──────── Entries shown ────────
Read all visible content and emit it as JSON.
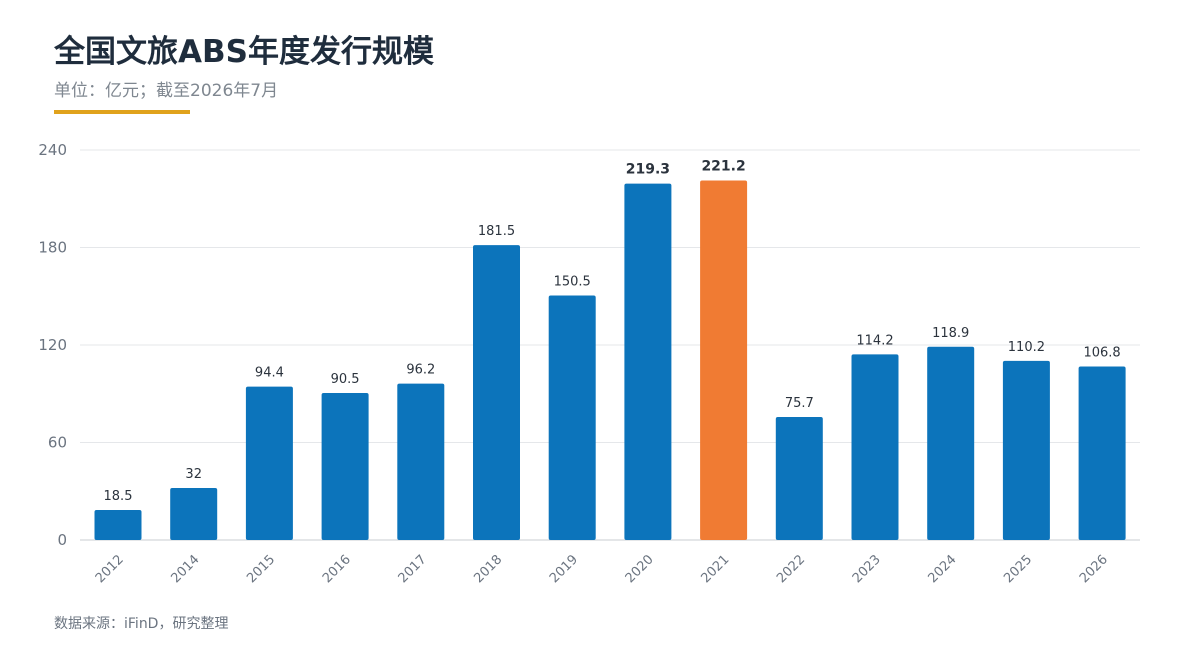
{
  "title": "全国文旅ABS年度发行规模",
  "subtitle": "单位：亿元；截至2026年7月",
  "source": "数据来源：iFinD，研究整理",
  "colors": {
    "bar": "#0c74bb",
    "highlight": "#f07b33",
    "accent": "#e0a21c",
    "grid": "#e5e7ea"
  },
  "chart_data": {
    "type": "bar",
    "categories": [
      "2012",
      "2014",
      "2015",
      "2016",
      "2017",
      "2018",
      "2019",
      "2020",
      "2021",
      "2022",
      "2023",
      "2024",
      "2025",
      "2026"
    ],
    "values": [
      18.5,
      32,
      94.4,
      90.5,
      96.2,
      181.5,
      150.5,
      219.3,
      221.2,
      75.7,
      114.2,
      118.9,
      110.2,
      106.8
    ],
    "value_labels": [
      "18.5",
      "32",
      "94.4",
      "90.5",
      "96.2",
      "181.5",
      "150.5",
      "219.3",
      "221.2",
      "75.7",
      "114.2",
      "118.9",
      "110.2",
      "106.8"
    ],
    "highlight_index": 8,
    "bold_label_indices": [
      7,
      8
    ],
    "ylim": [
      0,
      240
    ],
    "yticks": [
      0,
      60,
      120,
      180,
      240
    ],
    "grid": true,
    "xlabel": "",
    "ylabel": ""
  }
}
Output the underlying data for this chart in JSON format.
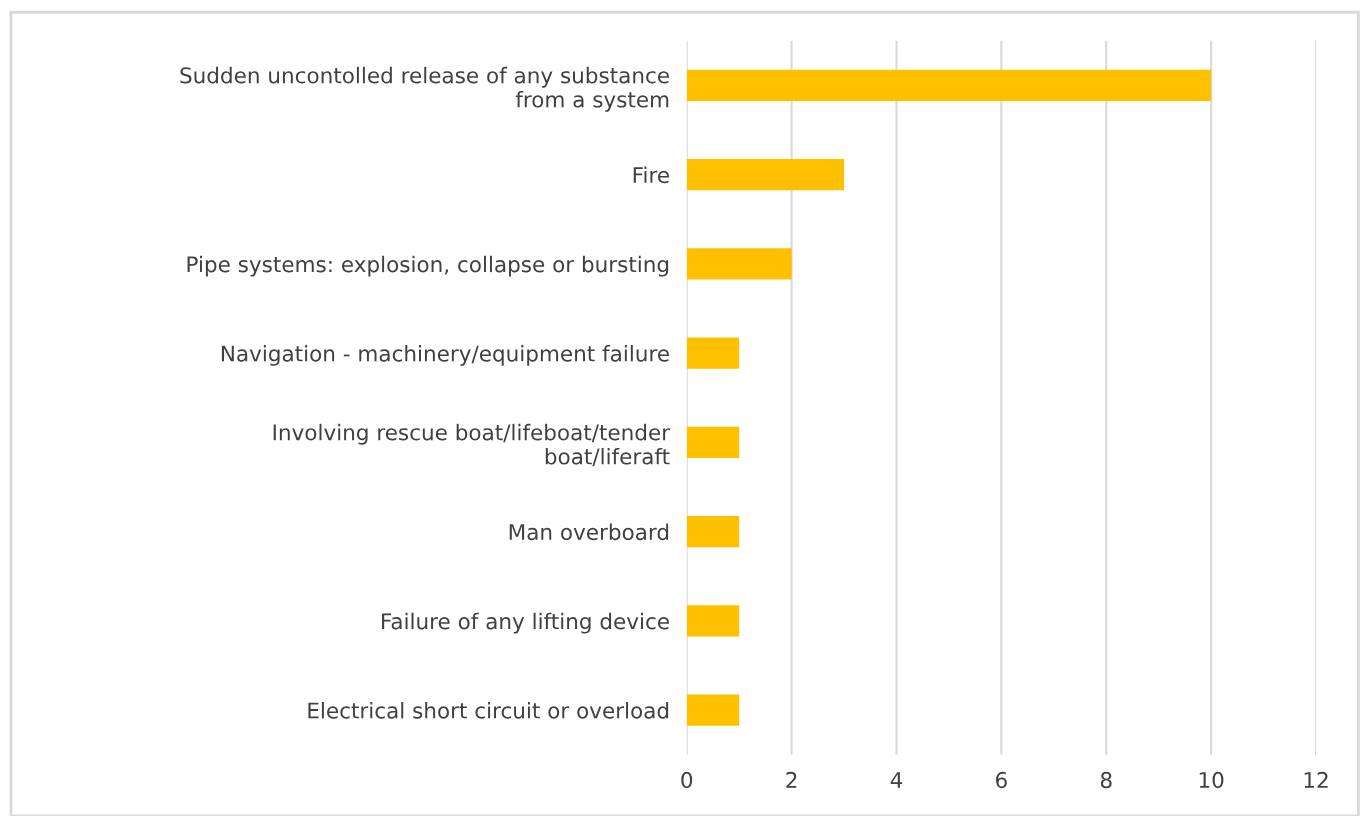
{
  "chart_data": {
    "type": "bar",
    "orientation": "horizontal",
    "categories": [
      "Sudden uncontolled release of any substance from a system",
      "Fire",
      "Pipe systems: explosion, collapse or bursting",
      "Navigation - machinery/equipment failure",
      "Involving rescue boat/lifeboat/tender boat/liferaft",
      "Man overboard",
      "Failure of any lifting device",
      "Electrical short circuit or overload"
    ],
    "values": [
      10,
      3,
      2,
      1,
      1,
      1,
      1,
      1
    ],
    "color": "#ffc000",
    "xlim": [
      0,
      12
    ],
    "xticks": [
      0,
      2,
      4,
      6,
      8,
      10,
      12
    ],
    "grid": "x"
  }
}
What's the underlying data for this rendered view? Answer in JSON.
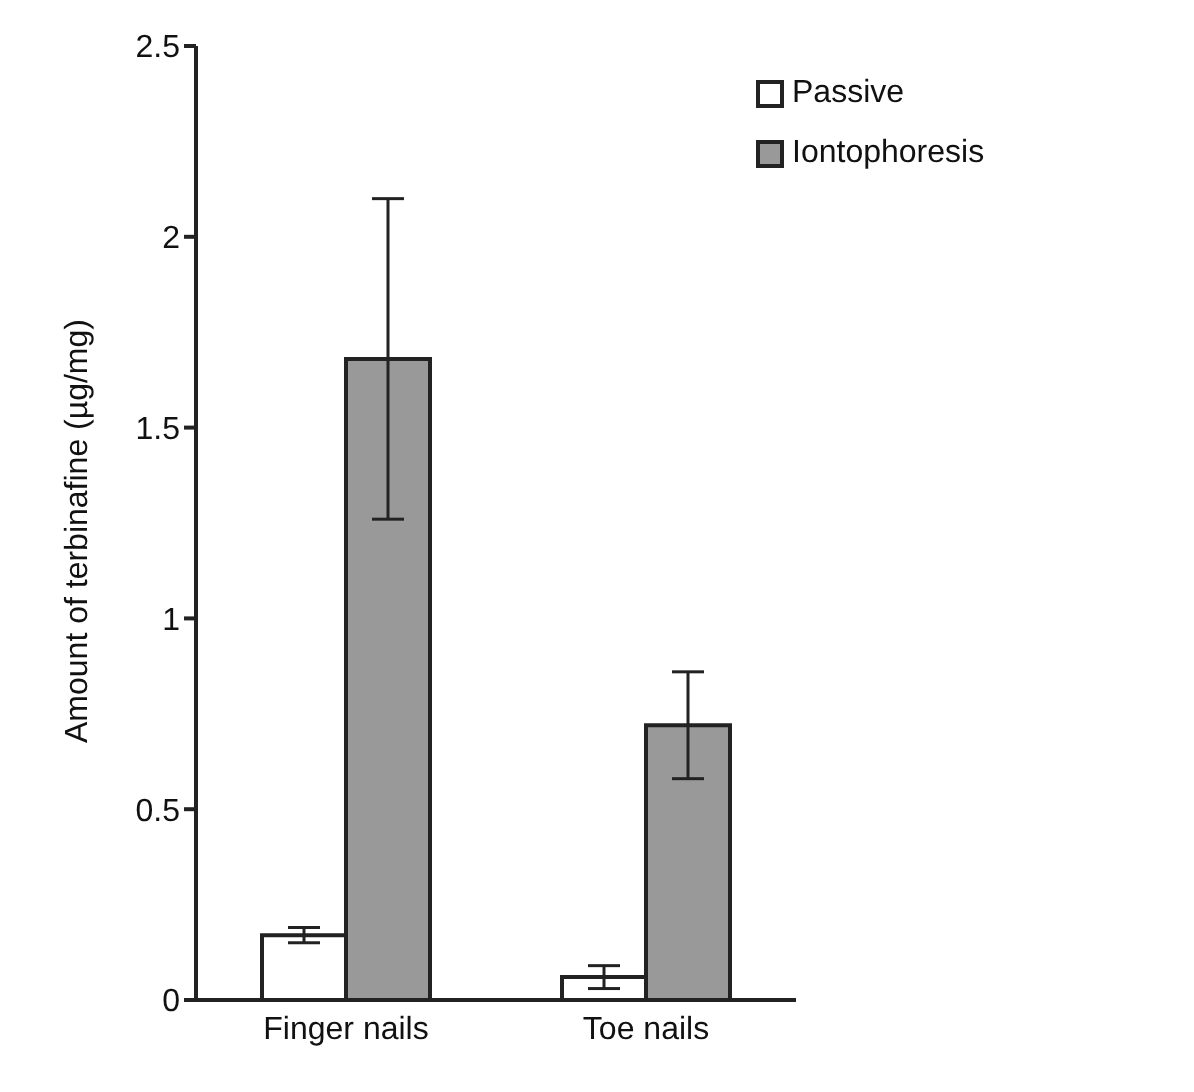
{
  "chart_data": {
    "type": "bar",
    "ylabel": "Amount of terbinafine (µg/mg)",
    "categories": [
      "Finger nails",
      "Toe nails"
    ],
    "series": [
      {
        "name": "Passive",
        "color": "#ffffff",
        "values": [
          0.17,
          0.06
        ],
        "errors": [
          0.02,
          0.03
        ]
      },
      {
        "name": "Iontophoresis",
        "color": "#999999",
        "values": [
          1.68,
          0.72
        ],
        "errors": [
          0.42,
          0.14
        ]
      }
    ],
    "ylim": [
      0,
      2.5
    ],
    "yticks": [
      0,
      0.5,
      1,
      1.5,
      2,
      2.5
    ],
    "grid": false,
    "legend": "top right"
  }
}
────────
• Direction:
Write out, exactly, each line from the one containing "Output the underlying" down to the final line of the data above. Both of those lines count, and the pictures are left out.

• Task output:
Output the underlying data for this chart in JSON format.
{
  "chart_data": {
    "type": "bar",
    "orientation": "horizontal",
    "categories": [
      "Sudden uncontolled release of any substance from a system",
      "Fire",
      "Pipe systems: explosion, collapse or bursting",
      "Navigation - machinery/equipment failure",
      "Involving rescue boat/lifeboat/tender boat/liferaft",
      "Man overboard",
      "Failure of any lifting device",
      "Electrical short circuit or overload"
    ],
    "values": [
      10,
      3,
      2,
      1,
      1,
      1,
      1,
      1
    ],
    "color": "#ffc000",
    "xlim": [
      0,
      12
    ],
    "xticks": [
      0,
      2,
      4,
      6,
      8,
      10,
      12
    ],
    "grid": "x"
  }
}
What's the underlying data for this rendered view? Answer in JSON.
{
  "chart_data": {
    "type": "bar",
    "ylabel": "Amount of terbinafine (µg/mg)",
    "categories": [
      "Finger nails",
      "Toe nails"
    ],
    "series": [
      {
        "name": "Passive",
        "color": "#ffffff",
        "values": [
          0.17,
          0.06
        ],
        "errors": [
          0.02,
          0.03
        ]
      },
      {
        "name": "Iontophoresis",
        "color": "#999999",
        "values": [
          1.68,
          0.72
        ],
        "errors": [
          0.42,
          0.14
        ]
      }
    ],
    "ylim": [
      0,
      2.5
    ],
    "yticks": [
      0,
      0.5,
      1,
      1.5,
      2,
      2.5
    ],
    "grid": false,
    "legend": "top right"
  }
}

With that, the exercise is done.